What the task requires >>
Each line below should be quoted exactly, please.

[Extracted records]
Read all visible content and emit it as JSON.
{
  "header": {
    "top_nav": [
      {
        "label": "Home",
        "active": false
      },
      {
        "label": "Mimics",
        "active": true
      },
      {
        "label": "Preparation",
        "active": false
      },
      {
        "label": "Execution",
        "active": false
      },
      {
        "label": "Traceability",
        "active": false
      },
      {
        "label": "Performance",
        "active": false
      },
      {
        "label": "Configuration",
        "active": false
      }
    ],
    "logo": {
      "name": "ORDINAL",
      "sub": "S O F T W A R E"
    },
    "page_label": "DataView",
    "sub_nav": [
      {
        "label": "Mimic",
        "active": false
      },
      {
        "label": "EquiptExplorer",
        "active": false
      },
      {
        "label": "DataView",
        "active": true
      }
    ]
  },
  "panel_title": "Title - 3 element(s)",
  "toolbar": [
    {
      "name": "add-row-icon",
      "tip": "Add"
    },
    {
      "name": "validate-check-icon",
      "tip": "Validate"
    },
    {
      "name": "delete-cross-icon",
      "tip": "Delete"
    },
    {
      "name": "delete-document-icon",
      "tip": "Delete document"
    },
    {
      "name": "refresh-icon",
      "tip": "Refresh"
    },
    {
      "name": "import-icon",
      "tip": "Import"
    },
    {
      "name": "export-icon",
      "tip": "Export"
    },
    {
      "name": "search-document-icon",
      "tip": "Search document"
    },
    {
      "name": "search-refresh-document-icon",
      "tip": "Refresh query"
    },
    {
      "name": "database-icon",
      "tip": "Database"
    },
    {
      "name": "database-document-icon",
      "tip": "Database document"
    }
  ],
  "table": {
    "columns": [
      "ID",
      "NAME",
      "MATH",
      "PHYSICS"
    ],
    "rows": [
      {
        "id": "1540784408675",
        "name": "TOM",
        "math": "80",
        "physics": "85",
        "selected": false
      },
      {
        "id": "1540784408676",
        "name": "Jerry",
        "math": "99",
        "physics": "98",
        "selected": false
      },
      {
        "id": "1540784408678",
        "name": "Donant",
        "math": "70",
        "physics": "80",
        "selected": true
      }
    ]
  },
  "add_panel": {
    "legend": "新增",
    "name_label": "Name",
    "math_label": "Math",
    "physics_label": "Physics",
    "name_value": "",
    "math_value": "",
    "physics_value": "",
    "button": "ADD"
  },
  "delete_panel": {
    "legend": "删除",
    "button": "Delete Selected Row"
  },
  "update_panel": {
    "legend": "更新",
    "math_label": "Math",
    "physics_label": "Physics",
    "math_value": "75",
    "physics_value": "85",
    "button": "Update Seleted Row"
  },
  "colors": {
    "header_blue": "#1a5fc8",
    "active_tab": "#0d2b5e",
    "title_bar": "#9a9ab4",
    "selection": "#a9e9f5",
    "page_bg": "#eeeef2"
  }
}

Full solution >>
Read all visible content and emit it as JSON.
{
  "header": {
    "top_nav": [
      {
        "label": "Home",
        "active": false
      },
      {
        "label": "Mimics",
        "active": true
      },
      {
        "label": "Preparation",
        "active": false
      },
      {
        "label": "Execution",
        "active": false
      },
      {
        "label": "Traceability",
        "active": false
      },
      {
        "label": "Performance",
        "active": false
      },
      {
        "label": "Configuration",
        "active": false
      }
    ],
    "logo": {
      "name": "ORDINAL",
      "sub": "S O F T W A R E"
    },
    "page_label": "DataView",
    "sub_nav": [
      {
        "label": "Mimic",
        "active": false
      },
      {
        "label": "EquiptExplorer",
        "active": false
      },
      {
        "label": "DataView",
        "active": true
      }
    ]
  },
  "panel_title": "Title - 3 element(s)",
  "toolbar": [
    {
      "name": "add-row-icon",
      "tip": "Add"
    },
    {
      "name": "validate-check-icon",
      "tip": "Validate"
    },
    {
      "name": "delete-cross-icon",
      "tip": "Delete"
    },
    {
      "name": "delete-document-icon",
      "tip": "Delete document"
    },
    {
      "name": "refresh-icon",
      "tip": "Refresh"
    },
    {
      "name": "import-icon",
      "tip": "Import"
    },
    {
      "name": "export-icon",
      "tip": "Export"
    },
    {
      "name": "search-document-icon",
      "tip": "Search document"
    },
    {
      "name": "search-refresh-document-icon",
      "tip": "Refresh query"
    },
    {
      "name": "database-icon",
      "tip": "Database"
    },
    {
      "name": "database-document-icon",
      "tip": "Database document"
    }
  ],
  "table": {
    "columns": [
      "ID",
      "NAME",
      "MATH",
      "PHYSICS"
    ],
    "rows": [
      {
        "id": "1540784408675",
        "name": "TOM",
        "math": "80",
        "physics": "85",
        "selected": false
      },
      {
        "id": "1540784408676",
        "name": "Jerry",
        "math": "99",
        "physics": "98",
        "selected": false
      },
      {
        "id": "1540784408678",
        "name": "Donant",
        "math": "70",
        "physics": "80",
        "selected": true
      }
    ]
  },
  "add_panel": {
    "legend": "新增",
    "name_label": "Name",
    "math_label": "Math",
    "physics_label": "Physics",
    "name_value": "",
    "math_value": "",
    "physics_value": "",
    "button": "ADD"
  },
  "delete_panel": {
    "legend": "删除",
    "button": "Delete Selected Row"
  },
  "update_panel": {
    "legend": "更新",
    "math_label": "Math",
    "physics_label": "Physics",
    "math_value": "75",
    "physics_value": "85",
    "button": "Update Seleted Row"
  },
  "colors": {
    "header_blue": "#1a5fc8",
    "active_tab": "#0d2b5e",
    "title_bar": "#9a9ab4",
    "selection": "#a9e9f5",
    "page_bg": "#eeeef2"
  }
}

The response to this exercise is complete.